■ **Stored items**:

----

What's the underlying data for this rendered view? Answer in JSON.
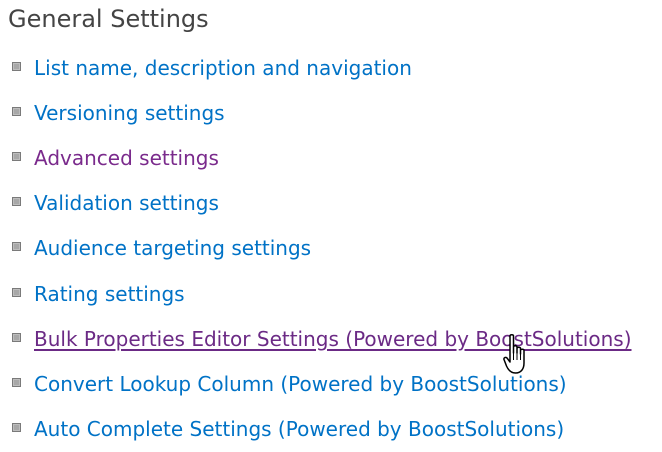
{
  "section": {
    "title": "General Settings"
  },
  "settings": [
    {
      "label": "List name, description and navigation",
      "state": "normal"
    },
    {
      "label": "Versioning settings",
      "state": "normal"
    },
    {
      "label": "Advanced settings",
      "state": "visited"
    },
    {
      "label": "Validation settings",
      "state": "normal"
    },
    {
      "label": "Audience targeting settings",
      "state": "normal"
    },
    {
      "label": "Rating settings",
      "state": "normal"
    },
    {
      "label": "Bulk Properties Editor Settings (Powered by BoostSolutions)",
      "state": "hovered"
    },
    {
      "label": "Convert Lookup Column (Powered by BoostSolutions)",
      "state": "normal"
    },
    {
      "label": "Auto Complete Settings (Powered by BoostSolutions)",
      "state": "normal"
    }
  ],
  "colors": {
    "link": "#0072c6",
    "visited_link": "#7a2a8c",
    "title": "#444444"
  },
  "icons": {
    "bullet": "square-bullet-icon",
    "cursor": "hand-pointer-icon"
  }
}
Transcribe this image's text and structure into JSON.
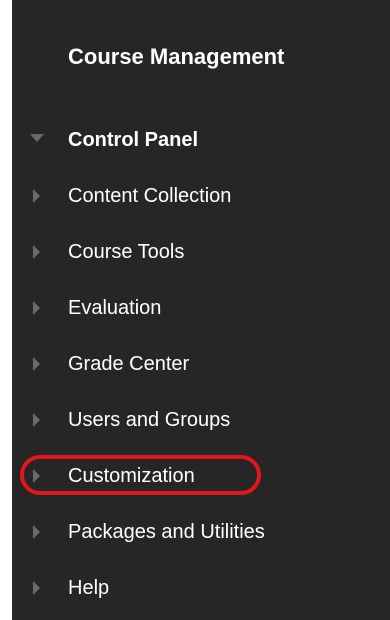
{
  "colors": {
    "panel_background": "#262626",
    "text": "#ffffff",
    "arrow": "#6b6b6b",
    "highlight": "#e3161c"
  },
  "course_management": {
    "title": "Course Management"
  },
  "control_panel": {
    "label": "Control Panel",
    "expanded_icon": "triangle-down-icon",
    "items": [
      {
        "label": "Content Collection",
        "icon": "triangle-right-icon"
      },
      {
        "label": "Course Tools",
        "icon": "triangle-right-icon"
      },
      {
        "label": "Evaluation",
        "icon": "triangle-right-icon"
      },
      {
        "label": "Grade Center",
        "icon": "triangle-right-icon"
      },
      {
        "label": "Users and Groups",
        "icon": "triangle-right-icon"
      },
      {
        "label": "Customization",
        "icon": "triangle-right-icon",
        "highlighted": true
      },
      {
        "label": "Packages and Utilities",
        "icon": "triangle-right-icon"
      },
      {
        "label": "Help",
        "icon": "triangle-right-icon"
      }
    ]
  }
}
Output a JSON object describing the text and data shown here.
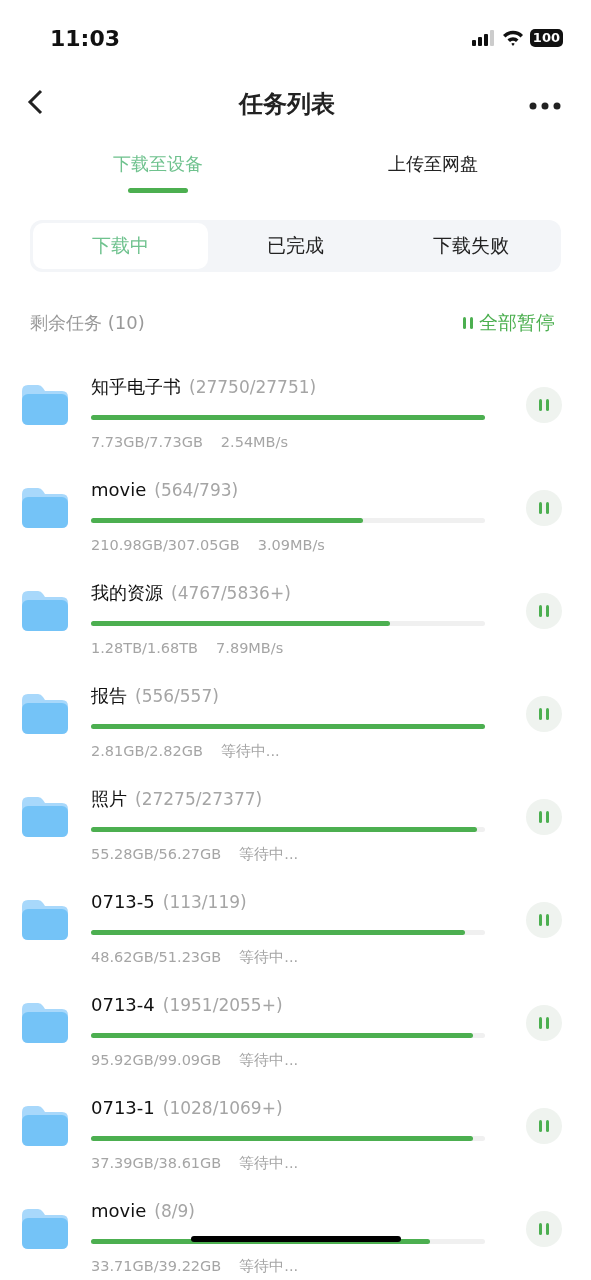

----

■ **What you need to do**:
Go through the data above and transcribe it in full, omitting any image.

■ **Exercise output**:
What's the underlying data for this rendered view? Answer in JSON.
{
  "section": {
    "title": "General Settings"
  },
  "settings": [
    {
      "label": "List name, description and navigation",
      "state": "normal"
    },
    {
      "label": "Versioning settings",
      "state": "normal"
    },
    {
      "label": "Advanced settings",
      "state": "visited"
    },
    {
      "label": "Validation settings",
      "state": "normal"
    },
    {
      "label": "Audience targeting settings",
      "state": "normal"
    },
    {
      "label": "Rating settings",
      "state": "normal"
    },
    {
      "label": "Bulk Properties Editor Settings (Powered by BoostSolutions)",
      "state": "hovered"
    },
    {
      "label": "Convert Lookup Column (Powered by BoostSolutions)",
      "state": "normal"
    },
    {
      "label": "Auto Complete Settings (Powered by BoostSolutions)",
      "state": "normal"
    }
  ],
  "colors": {
    "link": "#0072c6",
    "visited_link": "#7a2a8c",
    "title": "#444444"
  },
  "icons": {
    "bullet": "square-bullet-icon",
    "cursor": "hand-pointer-icon"
  }
}
Transcribe this image's text and structure into JSON.
{
  "colors": {
    "panel_background": "#262626",
    "text": "#ffffff",
    "arrow": "#6b6b6b",
    "highlight": "#e3161c"
  },
  "course_management": {
    "title": "Course Management"
  },
  "control_panel": {
    "label": "Control Panel",
    "expanded_icon": "triangle-down-icon",
    "items": [
      {
        "label": "Content Collection",
        "icon": "triangle-right-icon"
      },
      {
        "label": "Course Tools",
        "icon": "triangle-right-icon"
      },
      {
        "label": "Evaluation",
        "icon": "triangle-right-icon"
      },
      {
        "label": "Grade Center",
        "icon": "triangle-right-icon"
      },
      {
        "label": "Users and Groups",
        "icon": "triangle-right-icon"
      },
      {
        "label": "Customization",
        "icon": "triangle-right-icon",
        "highlighted": true
      },
      {
        "label": "Packages and Utilities",
        "icon": "triangle-right-icon"
      },
      {
        "label": "Help",
        "icon": "triangle-right-icon"
      }
    ]
  }
}
Output a JSON object describing the text and data shown here.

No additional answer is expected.